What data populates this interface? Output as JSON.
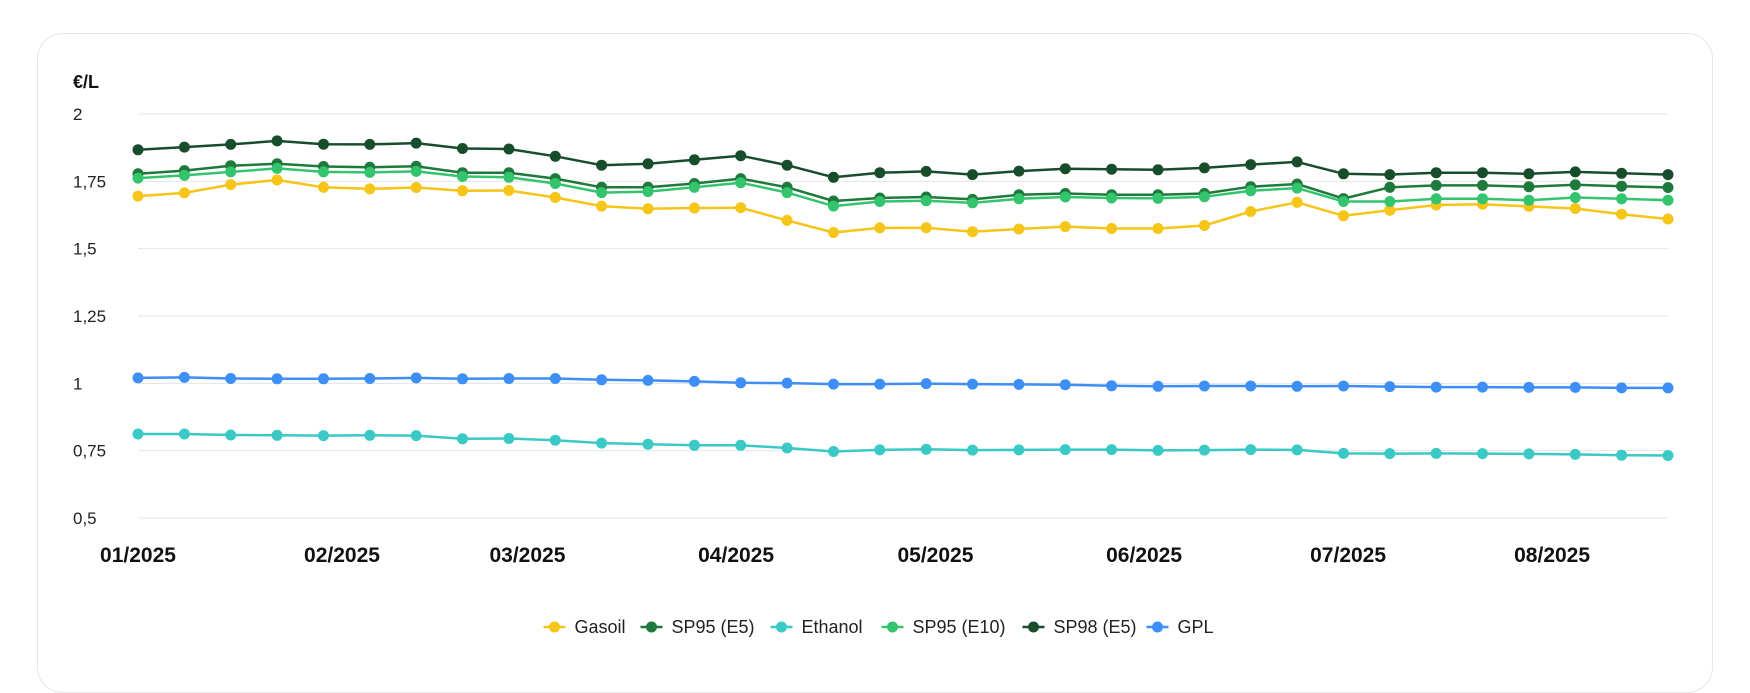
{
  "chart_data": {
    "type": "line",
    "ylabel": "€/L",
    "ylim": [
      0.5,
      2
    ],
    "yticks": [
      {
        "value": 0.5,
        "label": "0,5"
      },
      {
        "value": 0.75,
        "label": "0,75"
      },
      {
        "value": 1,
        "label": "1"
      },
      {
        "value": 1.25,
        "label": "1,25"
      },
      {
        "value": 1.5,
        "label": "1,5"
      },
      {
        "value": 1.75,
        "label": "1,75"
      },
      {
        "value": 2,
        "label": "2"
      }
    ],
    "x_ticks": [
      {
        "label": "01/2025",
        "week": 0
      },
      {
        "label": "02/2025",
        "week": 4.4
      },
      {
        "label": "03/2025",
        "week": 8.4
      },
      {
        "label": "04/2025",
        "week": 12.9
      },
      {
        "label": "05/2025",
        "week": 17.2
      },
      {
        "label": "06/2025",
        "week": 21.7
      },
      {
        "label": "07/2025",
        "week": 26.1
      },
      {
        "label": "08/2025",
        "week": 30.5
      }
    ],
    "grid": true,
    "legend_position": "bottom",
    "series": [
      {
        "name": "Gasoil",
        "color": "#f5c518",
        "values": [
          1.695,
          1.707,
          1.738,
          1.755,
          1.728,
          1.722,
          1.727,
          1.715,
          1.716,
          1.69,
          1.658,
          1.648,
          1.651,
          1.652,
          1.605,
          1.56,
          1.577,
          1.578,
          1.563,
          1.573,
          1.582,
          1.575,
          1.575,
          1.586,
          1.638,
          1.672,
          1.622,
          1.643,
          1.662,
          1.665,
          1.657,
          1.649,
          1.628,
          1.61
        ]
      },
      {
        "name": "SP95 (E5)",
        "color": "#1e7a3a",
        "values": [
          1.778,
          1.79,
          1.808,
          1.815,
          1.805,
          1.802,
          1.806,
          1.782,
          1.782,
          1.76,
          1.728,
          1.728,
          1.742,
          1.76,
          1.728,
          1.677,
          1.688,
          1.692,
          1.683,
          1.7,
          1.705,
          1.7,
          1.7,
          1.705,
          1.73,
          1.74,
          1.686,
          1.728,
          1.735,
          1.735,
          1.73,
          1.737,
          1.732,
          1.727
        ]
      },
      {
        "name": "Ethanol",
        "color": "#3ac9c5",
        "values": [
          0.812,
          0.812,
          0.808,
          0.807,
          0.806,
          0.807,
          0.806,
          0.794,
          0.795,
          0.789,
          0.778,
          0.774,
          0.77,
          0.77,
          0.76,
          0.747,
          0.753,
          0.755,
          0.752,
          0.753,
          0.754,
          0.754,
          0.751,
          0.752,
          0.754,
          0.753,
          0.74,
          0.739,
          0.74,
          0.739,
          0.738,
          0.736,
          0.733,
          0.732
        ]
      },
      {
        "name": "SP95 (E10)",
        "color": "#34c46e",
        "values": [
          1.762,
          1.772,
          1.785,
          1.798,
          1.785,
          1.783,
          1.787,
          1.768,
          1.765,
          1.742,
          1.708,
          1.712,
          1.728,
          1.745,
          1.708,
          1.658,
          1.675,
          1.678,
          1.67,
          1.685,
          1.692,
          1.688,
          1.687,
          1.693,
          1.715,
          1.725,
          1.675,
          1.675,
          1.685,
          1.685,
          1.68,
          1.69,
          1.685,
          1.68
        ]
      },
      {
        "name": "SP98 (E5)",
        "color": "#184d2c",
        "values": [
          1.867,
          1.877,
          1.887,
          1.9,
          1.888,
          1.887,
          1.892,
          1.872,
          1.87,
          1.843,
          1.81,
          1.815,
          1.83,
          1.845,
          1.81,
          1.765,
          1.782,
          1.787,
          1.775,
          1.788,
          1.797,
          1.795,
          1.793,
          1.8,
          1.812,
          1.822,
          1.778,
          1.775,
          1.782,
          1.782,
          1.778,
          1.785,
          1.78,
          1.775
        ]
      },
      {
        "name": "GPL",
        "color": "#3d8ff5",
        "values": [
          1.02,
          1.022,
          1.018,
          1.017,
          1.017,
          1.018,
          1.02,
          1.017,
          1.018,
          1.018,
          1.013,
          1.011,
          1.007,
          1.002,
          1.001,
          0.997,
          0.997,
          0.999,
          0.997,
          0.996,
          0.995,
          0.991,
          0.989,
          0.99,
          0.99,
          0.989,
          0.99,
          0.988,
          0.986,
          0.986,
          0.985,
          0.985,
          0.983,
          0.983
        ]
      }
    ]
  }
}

--------

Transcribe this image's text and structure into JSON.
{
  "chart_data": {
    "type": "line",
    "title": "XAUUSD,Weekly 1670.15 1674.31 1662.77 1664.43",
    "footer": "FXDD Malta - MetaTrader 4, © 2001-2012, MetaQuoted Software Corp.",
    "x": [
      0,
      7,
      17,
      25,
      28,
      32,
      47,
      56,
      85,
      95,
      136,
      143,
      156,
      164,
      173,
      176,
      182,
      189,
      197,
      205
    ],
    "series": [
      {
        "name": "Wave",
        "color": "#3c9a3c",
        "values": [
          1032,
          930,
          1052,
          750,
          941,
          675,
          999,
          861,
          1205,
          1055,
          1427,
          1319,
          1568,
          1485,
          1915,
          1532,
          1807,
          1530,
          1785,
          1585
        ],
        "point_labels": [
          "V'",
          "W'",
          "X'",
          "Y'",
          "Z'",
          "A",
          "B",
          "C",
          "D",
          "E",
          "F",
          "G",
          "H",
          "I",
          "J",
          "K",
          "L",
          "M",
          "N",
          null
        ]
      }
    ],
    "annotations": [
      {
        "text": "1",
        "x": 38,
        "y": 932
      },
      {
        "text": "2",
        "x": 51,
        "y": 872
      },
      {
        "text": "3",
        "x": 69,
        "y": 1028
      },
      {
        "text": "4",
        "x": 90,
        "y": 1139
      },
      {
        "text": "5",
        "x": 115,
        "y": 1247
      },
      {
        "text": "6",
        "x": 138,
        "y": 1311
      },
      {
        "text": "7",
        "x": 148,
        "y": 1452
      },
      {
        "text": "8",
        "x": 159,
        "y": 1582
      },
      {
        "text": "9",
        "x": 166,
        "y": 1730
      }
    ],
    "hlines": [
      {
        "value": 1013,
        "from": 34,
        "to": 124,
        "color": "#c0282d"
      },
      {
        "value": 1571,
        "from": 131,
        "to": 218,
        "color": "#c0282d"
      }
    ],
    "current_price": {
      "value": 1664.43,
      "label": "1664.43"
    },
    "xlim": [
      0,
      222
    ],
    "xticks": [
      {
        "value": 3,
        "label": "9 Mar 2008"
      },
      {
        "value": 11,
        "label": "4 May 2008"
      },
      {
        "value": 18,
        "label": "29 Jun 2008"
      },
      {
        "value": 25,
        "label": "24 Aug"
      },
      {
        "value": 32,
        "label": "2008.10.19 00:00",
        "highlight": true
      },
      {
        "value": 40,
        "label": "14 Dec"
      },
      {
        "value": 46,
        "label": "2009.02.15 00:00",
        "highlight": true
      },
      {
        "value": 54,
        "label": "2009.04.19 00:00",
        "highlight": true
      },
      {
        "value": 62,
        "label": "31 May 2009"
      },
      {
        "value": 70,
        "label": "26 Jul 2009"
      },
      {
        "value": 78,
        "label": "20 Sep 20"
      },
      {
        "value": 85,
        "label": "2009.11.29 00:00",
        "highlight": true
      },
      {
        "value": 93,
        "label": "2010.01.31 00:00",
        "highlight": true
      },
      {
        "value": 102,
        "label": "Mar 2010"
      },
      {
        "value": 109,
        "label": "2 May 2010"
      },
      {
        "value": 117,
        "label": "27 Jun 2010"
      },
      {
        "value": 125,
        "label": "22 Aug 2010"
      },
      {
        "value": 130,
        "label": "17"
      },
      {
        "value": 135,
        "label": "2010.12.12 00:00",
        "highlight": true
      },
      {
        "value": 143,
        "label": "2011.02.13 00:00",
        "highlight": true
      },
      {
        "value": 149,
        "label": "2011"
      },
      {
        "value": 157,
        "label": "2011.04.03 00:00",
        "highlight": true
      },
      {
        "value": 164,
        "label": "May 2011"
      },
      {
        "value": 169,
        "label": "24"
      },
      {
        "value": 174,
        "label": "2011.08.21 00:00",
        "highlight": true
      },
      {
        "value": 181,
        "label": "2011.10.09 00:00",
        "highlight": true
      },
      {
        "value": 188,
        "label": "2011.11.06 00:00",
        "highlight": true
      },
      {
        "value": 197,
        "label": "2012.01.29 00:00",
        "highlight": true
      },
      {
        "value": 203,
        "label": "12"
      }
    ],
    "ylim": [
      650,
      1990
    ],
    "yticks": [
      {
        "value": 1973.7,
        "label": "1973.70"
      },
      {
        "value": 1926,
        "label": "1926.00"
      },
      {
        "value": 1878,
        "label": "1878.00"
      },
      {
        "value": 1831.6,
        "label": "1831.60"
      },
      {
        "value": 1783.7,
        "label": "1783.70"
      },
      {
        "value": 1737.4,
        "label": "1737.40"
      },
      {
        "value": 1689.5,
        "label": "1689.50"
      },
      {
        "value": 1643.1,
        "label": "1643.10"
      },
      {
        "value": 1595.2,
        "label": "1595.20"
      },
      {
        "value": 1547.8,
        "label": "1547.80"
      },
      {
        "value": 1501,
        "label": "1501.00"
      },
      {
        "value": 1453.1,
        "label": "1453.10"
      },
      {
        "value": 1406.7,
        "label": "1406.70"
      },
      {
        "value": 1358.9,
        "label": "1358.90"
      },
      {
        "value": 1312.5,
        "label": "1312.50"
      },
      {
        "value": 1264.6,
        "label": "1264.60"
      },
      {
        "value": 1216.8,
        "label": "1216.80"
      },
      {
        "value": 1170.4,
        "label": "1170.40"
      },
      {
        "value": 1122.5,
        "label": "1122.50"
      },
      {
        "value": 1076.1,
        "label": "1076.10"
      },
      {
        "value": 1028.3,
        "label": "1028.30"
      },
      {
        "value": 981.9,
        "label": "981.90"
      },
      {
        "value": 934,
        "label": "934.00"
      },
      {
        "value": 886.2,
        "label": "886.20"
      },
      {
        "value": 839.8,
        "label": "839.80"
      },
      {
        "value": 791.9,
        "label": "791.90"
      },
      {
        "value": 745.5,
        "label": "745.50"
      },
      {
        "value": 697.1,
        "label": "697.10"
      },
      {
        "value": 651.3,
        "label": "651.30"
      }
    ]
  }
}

--------

_EXERCISE PROMPT_
Report each line in the data that holds the word "color".

_RESULT_
        "color": "#f5c518",
        "color": "#1e7a3a",
        "color": "#3ac9c5",
        "color": "#34c46e",
        "color": "#184d2c",
        "color": "#3d8ff5",
        "color": "#3c9a3c",
        "color": "#c0282d"
        "color": "#c0282d"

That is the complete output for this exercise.